>> Begin SOURCE RECORDS

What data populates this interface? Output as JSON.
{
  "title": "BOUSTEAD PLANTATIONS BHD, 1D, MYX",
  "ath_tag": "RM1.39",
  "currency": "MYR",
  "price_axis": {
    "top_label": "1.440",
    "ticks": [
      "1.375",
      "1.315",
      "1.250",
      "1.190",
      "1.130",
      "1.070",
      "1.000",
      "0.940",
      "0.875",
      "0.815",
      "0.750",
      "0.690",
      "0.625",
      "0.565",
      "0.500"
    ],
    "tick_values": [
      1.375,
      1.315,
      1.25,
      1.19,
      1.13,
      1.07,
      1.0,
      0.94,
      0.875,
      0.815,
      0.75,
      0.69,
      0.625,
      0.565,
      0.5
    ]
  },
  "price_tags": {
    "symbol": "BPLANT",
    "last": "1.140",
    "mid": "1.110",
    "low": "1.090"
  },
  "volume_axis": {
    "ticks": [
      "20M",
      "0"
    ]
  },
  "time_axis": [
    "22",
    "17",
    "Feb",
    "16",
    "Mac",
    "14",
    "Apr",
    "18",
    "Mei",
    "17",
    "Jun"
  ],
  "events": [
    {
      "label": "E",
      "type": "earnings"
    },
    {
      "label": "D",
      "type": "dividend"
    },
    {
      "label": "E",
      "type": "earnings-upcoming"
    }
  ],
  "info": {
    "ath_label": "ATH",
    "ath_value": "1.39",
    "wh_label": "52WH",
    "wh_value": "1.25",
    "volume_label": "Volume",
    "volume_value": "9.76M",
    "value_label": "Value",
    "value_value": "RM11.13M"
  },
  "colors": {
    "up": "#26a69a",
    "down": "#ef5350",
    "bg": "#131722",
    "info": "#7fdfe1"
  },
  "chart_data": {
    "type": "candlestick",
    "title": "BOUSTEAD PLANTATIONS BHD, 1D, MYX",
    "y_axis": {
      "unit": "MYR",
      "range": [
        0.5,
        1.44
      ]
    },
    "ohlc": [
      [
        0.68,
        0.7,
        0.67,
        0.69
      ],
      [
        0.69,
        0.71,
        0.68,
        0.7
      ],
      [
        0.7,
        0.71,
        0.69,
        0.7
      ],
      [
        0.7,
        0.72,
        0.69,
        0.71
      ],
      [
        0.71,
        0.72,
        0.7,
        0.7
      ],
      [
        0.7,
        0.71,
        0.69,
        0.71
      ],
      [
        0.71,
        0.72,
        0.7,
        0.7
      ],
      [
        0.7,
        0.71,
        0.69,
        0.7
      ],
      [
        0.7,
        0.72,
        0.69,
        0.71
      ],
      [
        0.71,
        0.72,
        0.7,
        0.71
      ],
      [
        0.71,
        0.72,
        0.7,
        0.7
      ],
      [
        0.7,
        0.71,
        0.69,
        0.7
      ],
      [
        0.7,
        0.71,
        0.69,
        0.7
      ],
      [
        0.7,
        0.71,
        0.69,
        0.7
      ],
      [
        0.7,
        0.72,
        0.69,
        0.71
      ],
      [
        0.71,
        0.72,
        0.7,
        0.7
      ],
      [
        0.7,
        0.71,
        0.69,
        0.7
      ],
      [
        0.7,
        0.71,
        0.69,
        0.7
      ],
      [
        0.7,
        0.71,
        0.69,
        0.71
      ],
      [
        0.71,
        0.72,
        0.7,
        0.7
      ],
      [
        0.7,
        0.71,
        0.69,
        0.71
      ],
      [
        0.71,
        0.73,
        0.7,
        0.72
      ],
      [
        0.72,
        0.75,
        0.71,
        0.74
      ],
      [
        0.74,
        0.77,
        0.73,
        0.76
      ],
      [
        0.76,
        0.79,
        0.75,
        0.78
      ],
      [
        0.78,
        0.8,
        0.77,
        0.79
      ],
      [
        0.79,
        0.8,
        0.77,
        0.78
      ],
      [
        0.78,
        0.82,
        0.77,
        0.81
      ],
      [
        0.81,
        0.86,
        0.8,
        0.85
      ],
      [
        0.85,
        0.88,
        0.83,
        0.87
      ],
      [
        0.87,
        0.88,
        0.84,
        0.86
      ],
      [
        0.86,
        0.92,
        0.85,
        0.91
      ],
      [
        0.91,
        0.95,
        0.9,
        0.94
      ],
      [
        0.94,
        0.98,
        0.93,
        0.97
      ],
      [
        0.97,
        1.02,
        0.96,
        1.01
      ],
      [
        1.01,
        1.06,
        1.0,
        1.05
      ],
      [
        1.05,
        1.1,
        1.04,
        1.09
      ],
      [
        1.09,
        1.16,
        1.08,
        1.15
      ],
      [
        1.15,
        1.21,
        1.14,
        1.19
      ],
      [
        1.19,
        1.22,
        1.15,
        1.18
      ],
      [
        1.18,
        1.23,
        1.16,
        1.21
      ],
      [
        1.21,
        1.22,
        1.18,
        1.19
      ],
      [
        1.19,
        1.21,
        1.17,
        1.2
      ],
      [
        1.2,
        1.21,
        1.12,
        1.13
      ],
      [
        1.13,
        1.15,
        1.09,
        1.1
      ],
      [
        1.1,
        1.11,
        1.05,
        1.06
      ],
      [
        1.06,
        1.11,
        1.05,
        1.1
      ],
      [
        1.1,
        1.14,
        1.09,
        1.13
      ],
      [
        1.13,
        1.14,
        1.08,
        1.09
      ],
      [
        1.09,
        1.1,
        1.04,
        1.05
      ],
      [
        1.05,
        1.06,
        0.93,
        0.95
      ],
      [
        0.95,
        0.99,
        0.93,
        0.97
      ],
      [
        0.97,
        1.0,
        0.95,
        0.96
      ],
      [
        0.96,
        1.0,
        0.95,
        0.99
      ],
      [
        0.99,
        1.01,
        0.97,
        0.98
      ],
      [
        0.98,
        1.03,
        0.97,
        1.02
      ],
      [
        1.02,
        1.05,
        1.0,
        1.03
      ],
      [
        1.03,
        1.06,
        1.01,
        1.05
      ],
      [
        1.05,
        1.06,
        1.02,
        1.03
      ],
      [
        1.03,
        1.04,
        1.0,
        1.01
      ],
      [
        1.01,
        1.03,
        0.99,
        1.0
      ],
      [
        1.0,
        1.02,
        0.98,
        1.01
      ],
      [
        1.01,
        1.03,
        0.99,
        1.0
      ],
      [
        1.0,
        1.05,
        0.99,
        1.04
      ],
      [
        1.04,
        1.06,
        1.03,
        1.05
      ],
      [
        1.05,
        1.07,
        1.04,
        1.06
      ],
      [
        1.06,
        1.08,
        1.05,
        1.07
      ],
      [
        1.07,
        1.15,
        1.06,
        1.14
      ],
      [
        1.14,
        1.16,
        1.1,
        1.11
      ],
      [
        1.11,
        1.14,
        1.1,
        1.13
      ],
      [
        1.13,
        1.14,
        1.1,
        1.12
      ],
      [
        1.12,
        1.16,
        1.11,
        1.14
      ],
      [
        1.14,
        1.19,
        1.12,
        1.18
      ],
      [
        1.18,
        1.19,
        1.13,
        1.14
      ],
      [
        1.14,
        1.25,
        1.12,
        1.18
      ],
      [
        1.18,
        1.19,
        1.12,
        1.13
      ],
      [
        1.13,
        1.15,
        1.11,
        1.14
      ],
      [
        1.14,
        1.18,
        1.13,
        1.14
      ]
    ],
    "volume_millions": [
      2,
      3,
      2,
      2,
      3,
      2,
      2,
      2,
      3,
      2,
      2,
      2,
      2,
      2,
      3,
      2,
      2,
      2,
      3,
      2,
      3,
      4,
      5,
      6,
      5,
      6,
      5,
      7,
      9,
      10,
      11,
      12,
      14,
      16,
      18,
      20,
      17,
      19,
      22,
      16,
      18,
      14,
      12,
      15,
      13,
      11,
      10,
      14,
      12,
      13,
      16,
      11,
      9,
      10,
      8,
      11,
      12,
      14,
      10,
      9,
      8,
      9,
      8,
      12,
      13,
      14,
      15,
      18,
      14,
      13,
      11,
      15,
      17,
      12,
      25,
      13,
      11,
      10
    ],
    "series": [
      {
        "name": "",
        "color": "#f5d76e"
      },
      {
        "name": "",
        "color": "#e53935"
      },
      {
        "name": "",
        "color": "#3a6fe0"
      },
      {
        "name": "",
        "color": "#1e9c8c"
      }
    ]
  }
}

>> End SOURCE RECORDS

Pick out every line with the string "BOUSTEAD" and copy it.

  "title": "BOUSTEAD PLANTATIONS BHD, 1D, MYX",
    "title": "BOUSTEAD PLANTATIONS BHD, 1D, MYX",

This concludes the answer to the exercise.